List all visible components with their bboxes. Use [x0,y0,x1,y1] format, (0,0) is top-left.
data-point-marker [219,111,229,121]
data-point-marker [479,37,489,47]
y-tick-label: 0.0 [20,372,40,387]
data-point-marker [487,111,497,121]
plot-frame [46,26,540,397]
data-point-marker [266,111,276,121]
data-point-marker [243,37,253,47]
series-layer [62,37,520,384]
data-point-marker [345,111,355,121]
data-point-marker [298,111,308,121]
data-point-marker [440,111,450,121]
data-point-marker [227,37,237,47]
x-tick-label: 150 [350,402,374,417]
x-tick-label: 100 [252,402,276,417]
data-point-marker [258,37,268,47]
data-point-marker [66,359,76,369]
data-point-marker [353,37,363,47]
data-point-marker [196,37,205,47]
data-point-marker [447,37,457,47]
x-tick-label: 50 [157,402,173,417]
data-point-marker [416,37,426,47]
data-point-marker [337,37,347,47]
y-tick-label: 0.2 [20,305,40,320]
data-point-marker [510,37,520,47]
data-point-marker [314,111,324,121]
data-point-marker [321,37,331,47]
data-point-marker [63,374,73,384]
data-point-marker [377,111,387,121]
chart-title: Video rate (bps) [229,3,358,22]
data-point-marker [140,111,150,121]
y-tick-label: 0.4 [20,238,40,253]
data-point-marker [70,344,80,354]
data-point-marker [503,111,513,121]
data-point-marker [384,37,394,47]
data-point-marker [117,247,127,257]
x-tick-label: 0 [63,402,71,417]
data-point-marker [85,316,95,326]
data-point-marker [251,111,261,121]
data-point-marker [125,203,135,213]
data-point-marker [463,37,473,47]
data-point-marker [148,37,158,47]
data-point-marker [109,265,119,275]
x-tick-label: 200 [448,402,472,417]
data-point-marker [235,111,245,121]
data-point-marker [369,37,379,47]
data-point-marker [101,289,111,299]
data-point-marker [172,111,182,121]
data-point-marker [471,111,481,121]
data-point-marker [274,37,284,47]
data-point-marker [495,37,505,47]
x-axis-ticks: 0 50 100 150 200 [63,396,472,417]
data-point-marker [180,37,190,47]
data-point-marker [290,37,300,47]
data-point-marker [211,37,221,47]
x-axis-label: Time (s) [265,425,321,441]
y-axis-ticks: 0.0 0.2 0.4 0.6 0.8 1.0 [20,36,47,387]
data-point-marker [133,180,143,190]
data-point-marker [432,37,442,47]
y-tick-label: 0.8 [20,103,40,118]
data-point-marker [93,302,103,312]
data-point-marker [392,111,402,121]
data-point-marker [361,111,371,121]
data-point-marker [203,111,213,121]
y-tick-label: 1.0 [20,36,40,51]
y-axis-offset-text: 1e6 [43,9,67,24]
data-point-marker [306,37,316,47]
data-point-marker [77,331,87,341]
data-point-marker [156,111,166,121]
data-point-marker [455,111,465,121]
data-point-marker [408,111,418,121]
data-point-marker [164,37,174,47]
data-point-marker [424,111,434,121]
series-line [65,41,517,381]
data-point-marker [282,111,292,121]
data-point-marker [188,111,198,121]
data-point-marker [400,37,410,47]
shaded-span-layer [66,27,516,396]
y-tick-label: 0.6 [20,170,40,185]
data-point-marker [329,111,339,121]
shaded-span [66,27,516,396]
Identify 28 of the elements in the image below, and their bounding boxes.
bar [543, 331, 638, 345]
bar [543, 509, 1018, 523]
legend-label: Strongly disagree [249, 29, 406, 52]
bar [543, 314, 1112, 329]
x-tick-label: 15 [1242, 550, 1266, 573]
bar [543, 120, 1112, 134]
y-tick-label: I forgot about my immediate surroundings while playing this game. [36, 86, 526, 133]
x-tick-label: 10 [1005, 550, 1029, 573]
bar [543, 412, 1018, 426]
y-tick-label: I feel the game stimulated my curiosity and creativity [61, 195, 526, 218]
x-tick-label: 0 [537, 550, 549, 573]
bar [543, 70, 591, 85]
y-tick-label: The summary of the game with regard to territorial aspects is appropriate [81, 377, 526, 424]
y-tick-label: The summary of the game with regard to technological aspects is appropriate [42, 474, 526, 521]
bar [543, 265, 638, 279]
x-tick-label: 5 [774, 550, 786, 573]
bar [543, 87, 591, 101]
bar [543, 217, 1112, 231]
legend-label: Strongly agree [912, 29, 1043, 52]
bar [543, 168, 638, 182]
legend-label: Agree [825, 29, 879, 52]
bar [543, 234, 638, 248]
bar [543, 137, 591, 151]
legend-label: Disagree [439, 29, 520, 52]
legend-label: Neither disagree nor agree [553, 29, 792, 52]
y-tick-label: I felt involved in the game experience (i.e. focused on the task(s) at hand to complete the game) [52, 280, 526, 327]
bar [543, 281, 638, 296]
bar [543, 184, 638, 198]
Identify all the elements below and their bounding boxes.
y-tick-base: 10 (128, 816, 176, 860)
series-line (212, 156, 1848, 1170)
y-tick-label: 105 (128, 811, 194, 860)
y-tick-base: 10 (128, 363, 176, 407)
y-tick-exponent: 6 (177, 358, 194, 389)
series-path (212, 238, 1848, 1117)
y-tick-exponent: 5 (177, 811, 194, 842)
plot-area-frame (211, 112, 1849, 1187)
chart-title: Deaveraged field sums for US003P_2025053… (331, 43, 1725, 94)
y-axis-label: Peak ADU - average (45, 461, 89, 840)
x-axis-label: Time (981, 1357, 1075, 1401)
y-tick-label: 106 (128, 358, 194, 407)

------------------------

Reproduce every line of the entries above verbatim, changing nothing.

▶ _RESPONSE TO THE TASK_
List all visible components with their bboxes. Use [x0,y0,x1,y1] format, (0,0) is top-left.
data-point-marker [219,111,229,121]
data-point-marker [479,37,489,47]
y-tick-label: 0.0 [20,372,40,387]
data-point-marker [487,111,497,121]
plot-frame [46,26,540,397]
data-point-marker [266,111,276,121]
data-point-marker [243,37,253,47]
series-layer [62,37,520,384]
data-point-marker [345,111,355,121]
data-point-marker [298,111,308,121]
data-point-marker [440,111,450,121]
data-point-marker [227,37,237,47]
x-tick-label: 150 [350,402,374,417]
x-tick-label: 100 [252,402,276,417]
data-point-marker [258,37,268,47]
data-point-marker [66,359,76,369]
data-point-marker [353,37,363,47]
data-point-marker [196,37,205,47]
data-point-marker [447,37,457,47]
x-tick-label: 50 [157,402,173,417]
data-point-marker [416,37,426,47]
data-point-marker [337,37,347,47]
y-tick-label: 0.2 [20,305,40,320]
data-point-marker [510,37,520,47]
data-point-marker [314,111,324,121]
data-point-marker [321,37,331,47]
data-point-marker [63,374,73,384]
data-point-marker [377,111,387,121]
chart-title: Video rate (bps) [229,3,358,22]
data-point-marker [140,111,150,121]
y-tick-label: 0.4 [20,238,40,253]
data-point-marker [70,344,80,354]
data-point-marker [503,111,513,121]
data-point-marker [384,37,394,47]
data-point-marker [117,247,127,257]
x-tick-label: 0 [63,402,71,417]
data-point-marker [85,316,95,326]
data-point-marker [251,111,261,121]
data-point-marker [125,203,135,213]
data-point-marker [463,37,473,47]
data-point-marker [148,37,158,47]
data-point-marker [109,265,119,275]
x-tick-label: 200 [448,402,472,417]
data-point-marker [235,111,245,121]
data-point-marker [369,37,379,47]
data-point-marker [101,289,111,299]
data-point-marker [172,111,182,121]
data-point-marker [471,111,481,121]
data-point-marker [274,37,284,47]
data-point-marker [495,37,505,47]
x-axis-ticks: 0 50 100 150 200 [63,396,472,417]
data-point-marker [180,37,190,47]
data-point-marker [290,37,300,47]
data-point-marker [211,37,221,47]
x-axis-label: Time (s) [265,425,321,441]
y-axis-ticks: 0.0 0.2 0.4 0.6 0.8 1.0 [20,36,47,387]
data-point-marker [133,180,143,190]
data-point-marker [432,37,442,47]
y-tick-label: 0.8 [20,103,40,118]
data-point-marker [93,302,103,312]
data-point-marker [392,111,402,121]
data-point-marker [361,111,371,121]
data-point-marker [203,111,213,121]
y-tick-label: 1.0 [20,36,40,51]
y-axis-offset-text: 1e6 [43,9,67,24]
data-point-marker [306,37,316,47]
data-point-marker [77,331,87,341]
data-point-marker [156,111,166,121]
data-point-marker [455,111,465,121]
data-point-marker [408,111,418,121]
data-point-marker [164,37,174,47]
data-point-marker [424,111,434,121]
series-line [65,41,517,381]
data-point-marker [282,111,292,121]
data-point-marker [188,111,198,121]
data-point-marker [400,37,410,47]
shaded-span-layer [66,27,516,396]
y-tick-label: 0.6 [20,170,40,185]
data-point-marker [329,111,339,121]
shaded-span [66,27,516,396]
Identify 28 of the elements in the image below, and their bounding boxes.
bar [543, 331, 638, 345]
bar [543, 509, 1018, 523]
legend-label: Strongly disagree [249, 29, 406, 52]
bar [543, 314, 1112, 329]
x-tick-label: 15 [1242, 550, 1266, 573]
bar [543, 120, 1112, 134]
y-tick-label: I forgot about my immediate surroundings while playing this game. [36, 86, 526, 133]
x-tick-label: 10 [1005, 550, 1029, 573]
bar [543, 412, 1018, 426]
y-tick-label: I feel the game stimulated my curiosity and creativity [61, 195, 526, 218]
x-tick-label: 0 [537, 550, 549, 573]
bar [543, 70, 591, 85]
y-tick-label: The summary of the game with regard to territorial aspects is appropriate [81, 377, 526, 424]
y-tick-label: The summary of the game with regard to technological aspects is appropriate [42, 474, 526, 521]
bar [543, 265, 638, 279]
x-tick-label: 5 [774, 550, 786, 573]
bar [543, 87, 591, 101]
bar [543, 217, 1112, 231]
legend-label: Strongly agree [912, 29, 1043, 52]
bar [543, 168, 638, 182]
legend-label: Agree [825, 29, 879, 52]
bar [543, 234, 638, 248]
bar [543, 137, 591, 151]
legend-label: Disagree [439, 29, 520, 52]
legend-label: Neither disagree nor agree [553, 29, 792, 52]
y-tick-label: I felt involved in the game experience (i.e. focused on the task(s) at hand to complete the game) [52, 280, 526, 327]
bar [543, 281, 638, 296]
bar [543, 184, 638, 198]
Identify all the elements below and their bounding boxes.
y-tick-base: 10 (128, 816, 176, 860)
series-line (212, 156, 1848, 1170)
y-tick-label: 105 (128, 811, 194, 860)
y-tick-base: 10 (128, 363, 176, 407)
y-tick-exponent: 6 (177, 358, 194, 389)
series-path (212, 238, 1848, 1117)
y-tick-exponent: 5 (177, 811, 194, 842)
plot-area-frame (211, 112, 1849, 1187)
chart-title: Deaveraged field sums for US003P_2025053… (331, 43, 1725, 94)
y-axis-label: Peak ADU - average (45, 461, 89, 840)
x-axis-label: Time (981, 1357, 1075, 1401)
y-tick-label: 106 (128, 358, 194, 407)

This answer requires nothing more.